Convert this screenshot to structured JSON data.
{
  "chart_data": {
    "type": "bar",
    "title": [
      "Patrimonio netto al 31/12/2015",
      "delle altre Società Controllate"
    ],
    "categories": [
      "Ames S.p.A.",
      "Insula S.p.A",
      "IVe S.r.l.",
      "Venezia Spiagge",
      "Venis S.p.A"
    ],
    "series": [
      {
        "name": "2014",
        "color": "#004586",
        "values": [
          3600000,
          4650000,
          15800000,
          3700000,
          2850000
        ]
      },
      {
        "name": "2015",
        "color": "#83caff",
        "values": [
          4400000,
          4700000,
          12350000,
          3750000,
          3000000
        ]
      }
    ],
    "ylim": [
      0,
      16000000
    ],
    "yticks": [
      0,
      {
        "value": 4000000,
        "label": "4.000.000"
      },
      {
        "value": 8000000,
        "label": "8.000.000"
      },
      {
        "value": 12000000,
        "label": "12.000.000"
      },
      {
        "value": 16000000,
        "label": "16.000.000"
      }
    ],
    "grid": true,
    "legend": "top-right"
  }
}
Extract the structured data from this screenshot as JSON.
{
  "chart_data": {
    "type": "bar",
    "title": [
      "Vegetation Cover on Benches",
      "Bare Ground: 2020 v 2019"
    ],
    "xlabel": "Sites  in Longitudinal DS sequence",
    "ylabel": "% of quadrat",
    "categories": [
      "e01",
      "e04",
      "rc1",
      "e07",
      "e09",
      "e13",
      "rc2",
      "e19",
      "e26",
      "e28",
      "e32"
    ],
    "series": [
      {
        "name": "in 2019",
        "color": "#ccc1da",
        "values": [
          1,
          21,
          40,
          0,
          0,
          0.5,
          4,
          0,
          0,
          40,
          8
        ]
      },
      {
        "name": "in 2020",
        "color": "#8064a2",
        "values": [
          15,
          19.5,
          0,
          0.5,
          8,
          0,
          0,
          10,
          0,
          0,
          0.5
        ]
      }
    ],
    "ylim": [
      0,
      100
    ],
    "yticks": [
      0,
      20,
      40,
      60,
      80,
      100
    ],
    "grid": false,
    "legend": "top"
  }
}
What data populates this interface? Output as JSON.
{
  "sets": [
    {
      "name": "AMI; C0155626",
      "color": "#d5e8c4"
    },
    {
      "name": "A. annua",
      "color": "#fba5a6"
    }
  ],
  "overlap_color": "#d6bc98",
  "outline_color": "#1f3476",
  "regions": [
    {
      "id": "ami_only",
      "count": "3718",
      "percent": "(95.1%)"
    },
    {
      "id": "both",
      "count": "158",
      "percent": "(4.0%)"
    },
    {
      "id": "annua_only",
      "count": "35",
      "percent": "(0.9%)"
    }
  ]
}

● **SHORT PROBLEM**:
Sift through the entries and copy every line with "name".

● **TASK RESULT**:
        "name": "2014",
        "name": "2015",
        "name": "in 2019",
        "name": "in 2020",
      "name": "AMI; C0155626",
      "name": "A. annua",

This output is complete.